>> START Data lines

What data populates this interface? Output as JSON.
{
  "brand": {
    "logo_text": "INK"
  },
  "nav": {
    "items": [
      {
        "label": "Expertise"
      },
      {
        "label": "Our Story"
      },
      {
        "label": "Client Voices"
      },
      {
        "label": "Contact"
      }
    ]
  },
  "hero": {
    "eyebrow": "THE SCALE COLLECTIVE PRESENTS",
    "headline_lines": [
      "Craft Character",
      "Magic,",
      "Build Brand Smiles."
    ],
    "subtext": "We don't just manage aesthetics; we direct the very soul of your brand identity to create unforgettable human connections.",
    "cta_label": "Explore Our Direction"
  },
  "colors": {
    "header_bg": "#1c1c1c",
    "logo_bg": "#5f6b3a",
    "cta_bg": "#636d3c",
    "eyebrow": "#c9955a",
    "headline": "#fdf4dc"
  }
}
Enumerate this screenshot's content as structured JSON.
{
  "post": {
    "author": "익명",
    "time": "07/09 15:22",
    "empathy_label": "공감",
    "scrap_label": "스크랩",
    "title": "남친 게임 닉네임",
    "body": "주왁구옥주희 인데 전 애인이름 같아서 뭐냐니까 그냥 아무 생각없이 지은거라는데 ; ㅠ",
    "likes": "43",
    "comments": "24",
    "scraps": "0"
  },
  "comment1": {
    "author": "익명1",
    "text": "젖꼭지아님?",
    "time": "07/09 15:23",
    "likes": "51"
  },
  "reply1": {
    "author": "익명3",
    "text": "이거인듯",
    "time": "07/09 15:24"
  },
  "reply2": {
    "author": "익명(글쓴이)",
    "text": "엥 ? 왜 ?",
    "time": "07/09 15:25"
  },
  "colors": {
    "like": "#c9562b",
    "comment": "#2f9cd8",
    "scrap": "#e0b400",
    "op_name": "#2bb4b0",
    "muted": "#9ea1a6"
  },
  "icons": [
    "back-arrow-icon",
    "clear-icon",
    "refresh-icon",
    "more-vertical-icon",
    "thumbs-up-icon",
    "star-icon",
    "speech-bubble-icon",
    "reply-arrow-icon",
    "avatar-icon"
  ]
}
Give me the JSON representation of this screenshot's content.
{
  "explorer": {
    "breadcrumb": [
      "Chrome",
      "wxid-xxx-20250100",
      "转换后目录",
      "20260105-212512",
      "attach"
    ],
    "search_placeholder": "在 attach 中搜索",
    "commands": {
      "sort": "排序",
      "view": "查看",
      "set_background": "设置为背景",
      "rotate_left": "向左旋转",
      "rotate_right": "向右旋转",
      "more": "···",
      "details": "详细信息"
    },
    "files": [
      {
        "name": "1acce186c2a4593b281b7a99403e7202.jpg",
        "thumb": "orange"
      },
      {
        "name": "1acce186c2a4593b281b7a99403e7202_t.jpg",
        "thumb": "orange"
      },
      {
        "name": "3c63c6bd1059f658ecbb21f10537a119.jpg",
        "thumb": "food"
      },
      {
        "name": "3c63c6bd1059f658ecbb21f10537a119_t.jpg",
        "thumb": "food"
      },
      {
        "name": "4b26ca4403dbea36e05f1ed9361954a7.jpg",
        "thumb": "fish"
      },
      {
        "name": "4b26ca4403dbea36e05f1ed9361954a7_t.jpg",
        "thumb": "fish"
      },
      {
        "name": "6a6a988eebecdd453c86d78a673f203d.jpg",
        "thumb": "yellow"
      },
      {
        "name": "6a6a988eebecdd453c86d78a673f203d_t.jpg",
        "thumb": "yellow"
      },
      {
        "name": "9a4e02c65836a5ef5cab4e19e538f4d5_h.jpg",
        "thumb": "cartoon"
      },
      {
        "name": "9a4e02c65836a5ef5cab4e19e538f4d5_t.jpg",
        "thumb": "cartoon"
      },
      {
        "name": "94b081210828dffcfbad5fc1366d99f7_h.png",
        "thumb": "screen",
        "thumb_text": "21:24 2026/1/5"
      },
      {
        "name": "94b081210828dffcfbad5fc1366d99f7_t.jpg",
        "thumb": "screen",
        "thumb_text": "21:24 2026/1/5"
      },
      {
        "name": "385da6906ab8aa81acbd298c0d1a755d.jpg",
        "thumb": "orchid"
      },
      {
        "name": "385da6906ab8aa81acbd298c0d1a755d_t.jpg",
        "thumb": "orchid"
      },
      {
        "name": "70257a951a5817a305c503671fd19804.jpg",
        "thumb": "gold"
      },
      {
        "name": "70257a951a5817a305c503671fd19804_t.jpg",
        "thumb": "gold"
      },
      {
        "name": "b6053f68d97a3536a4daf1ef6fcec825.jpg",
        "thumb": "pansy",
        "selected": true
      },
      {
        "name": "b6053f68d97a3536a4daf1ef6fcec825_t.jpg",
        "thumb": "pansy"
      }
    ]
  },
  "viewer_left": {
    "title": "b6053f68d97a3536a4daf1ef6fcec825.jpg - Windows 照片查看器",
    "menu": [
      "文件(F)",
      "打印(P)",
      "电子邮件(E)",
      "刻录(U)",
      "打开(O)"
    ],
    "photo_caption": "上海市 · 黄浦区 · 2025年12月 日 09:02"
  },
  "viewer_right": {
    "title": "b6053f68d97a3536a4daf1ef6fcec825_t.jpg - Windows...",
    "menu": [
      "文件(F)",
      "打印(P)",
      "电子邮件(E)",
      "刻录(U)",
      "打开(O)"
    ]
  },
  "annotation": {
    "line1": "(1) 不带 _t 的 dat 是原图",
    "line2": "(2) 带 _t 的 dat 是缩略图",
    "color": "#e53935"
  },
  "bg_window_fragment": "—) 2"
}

>> END Data lines

Transcribe the data. Leave every line exactly as it is.

What data populates this interface? Output as JSON.
{
  "brand": {
    "logo_text": "INK"
  },
  "nav": {
    "items": [
      {
        "label": "Expertise"
      },
      {
        "label": "Our Story"
      },
      {
        "label": "Client Voices"
      },
      {
        "label": "Contact"
      }
    ]
  },
  "hero": {
    "eyebrow": "THE SCALE COLLECTIVE PRESENTS",
    "headline_lines": [
      "Craft Character",
      "Magic,",
      "Build Brand Smiles."
    ],
    "subtext": "We don't just manage aesthetics; we direct the very soul of your brand identity to create unforgettable human connections.",
    "cta_label": "Explore Our Direction"
  },
  "colors": {
    "header_bg": "#1c1c1c",
    "logo_bg": "#5f6b3a",
    "cta_bg": "#636d3c",
    "eyebrow": "#c9955a",
    "headline": "#fdf4dc"
  }
}
Enumerate this screenshot's content as structured JSON.
{
  "post": {
    "author": "익명",
    "time": "07/09 15:22",
    "empathy_label": "공감",
    "scrap_label": "스크랩",
    "title": "남친 게임 닉네임",
    "body": "주왁구옥주희 인데 전 애인이름 같아서 뭐냐니까 그냥 아무 생각없이 지은거라는데 ; ㅠ",
    "likes": "43",
    "comments": "24",
    "scraps": "0"
  },
  "comment1": {
    "author": "익명1",
    "text": "젖꼭지아님?",
    "time": "07/09 15:23",
    "likes": "51"
  },
  "reply1": {
    "author": "익명3",
    "text": "이거인듯",
    "time": "07/09 15:24"
  },
  "reply2": {
    "author": "익명(글쓴이)",
    "text": "엥 ? 왜 ?",
    "time": "07/09 15:25"
  },
  "colors": {
    "like": "#c9562b",
    "comment": "#2f9cd8",
    "scrap": "#e0b400",
    "op_name": "#2bb4b0",
    "muted": "#9ea1a6"
  },
  "icons": [
    "back-arrow-icon",
    "clear-icon",
    "refresh-icon",
    "more-vertical-icon",
    "thumbs-up-icon",
    "star-icon",
    "speech-bubble-icon",
    "reply-arrow-icon",
    "avatar-icon"
  ]
}
Give me the JSON representation of this screenshot's content.
{
  "explorer": {
    "breadcrumb": [
      "Chrome",
      "wxid-xxx-20250100",
      "转换后目录",
      "20260105-212512",
      "attach"
    ],
    "search_placeholder": "在 attach 中搜索",
    "commands": {
      "sort": "排序",
      "view": "查看",
      "set_background": "设置为背景",
      "rotate_left": "向左旋转",
      "rotate_right": "向右旋转",
      "more": "···",
      "details": "详细信息"
    },
    "files": [
      {
        "name": "1acce186c2a4593b281b7a99403e7202.jpg",
        "thumb": "orange"
      },
      {
        "name": "1acce186c2a4593b281b7a99403e7202_t.jpg",
        "thumb": "orange"
      },
      {
        "name": "3c63c6bd1059f658ecbb21f10537a119.jpg",
        "thumb": "food"
      },
      {
        "name": "3c63c6bd1059f658ecbb21f10537a119_t.jpg",
        "thumb": "food"
      },
      {
        "name": "4b26ca4403dbea36e05f1ed9361954a7.jpg",
        "thumb": "fish"
      },
      {
        "name": "4b26ca4403dbea36e05f1ed9361954a7_t.jpg",
        "thumb": "fish"
      },
      {
        "name": "6a6a988eebecdd453c86d78a673f203d.jpg",
        "thumb": "yellow"
      },
      {
        "name": "6a6a988eebecdd453c86d78a673f203d_t.jpg",
        "thumb": "yellow"
      },
      {
        "name": "9a4e02c65836a5ef5cab4e19e538f4d5_h.jpg",
        "thumb": "cartoon"
      },
      {
        "name": "9a4e02c65836a5ef5cab4e19e538f4d5_t.jpg",
        "thumb": "cartoon"
      },
      {
        "name": "94b081210828dffcfbad5fc1366d99f7_h.png",
        "thumb": "screen",
        "thumb_text": "21:24 2026/1/5"
      },
      {
        "name": "94b081210828dffcfbad5fc1366d99f7_t.jpg",
        "thumb": "screen",
        "thumb_text": "21:24 2026/1/5"
      },
      {
        "name": "385da6906ab8aa81acbd298c0d1a755d.jpg",
        "thumb": "orchid"
      },
      {
        "name": "385da6906ab8aa81acbd298c0d1a755d_t.jpg",
        "thumb": "orchid"
      },
      {
        "name": "70257a951a5817a305c503671fd19804.jpg",
        "thumb": "gold"
      },
      {
        "name": "70257a951a5817a305c503671fd19804_t.jpg",
        "thumb": "gold"
      },
      {
        "name": "b6053f68d97a3536a4daf1ef6fcec825.jpg",
        "thumb": "pansy",
        "selected": true
      },
      {
        "name": "b6053f68d97a3536a4daf1ef6fcec825_t.jpg",
        "thumb": "pansy"
      }
    ]
  },
  "viewer_left": {
    "title": "b6053f68d97a3536a4daf1ef6fcec825.jpg - Windows 照片查看器",
    "menu": [
      "文件(F)",
      "打印(P)",
      "电子邮件(E)",
      "刻录(U)",
      "打开(O)"
    ],
    "photo_caption": "上海市 · 黄浦区 · 2025年12月 日 09:02"
  },
  "viewer_right": {
    "title": "b6053f68d97a3536a4daf1ef6fcec825_t.jpg - Windows...",
    "menu": [
      "文件(F)",
      "打印(P)",
      "电子邮件(E)",
      "刻录(U)",
      "打开(O)"
    ]
  },
  "annotation": {
    "line1": "(1) 不带 _t 的 dat 是原图",
    "line2": "(2) 带 _t 的 dat 是缩略图",
    "color": "#e53935"
  },
  "bg_window_fragment": "—) 2"
}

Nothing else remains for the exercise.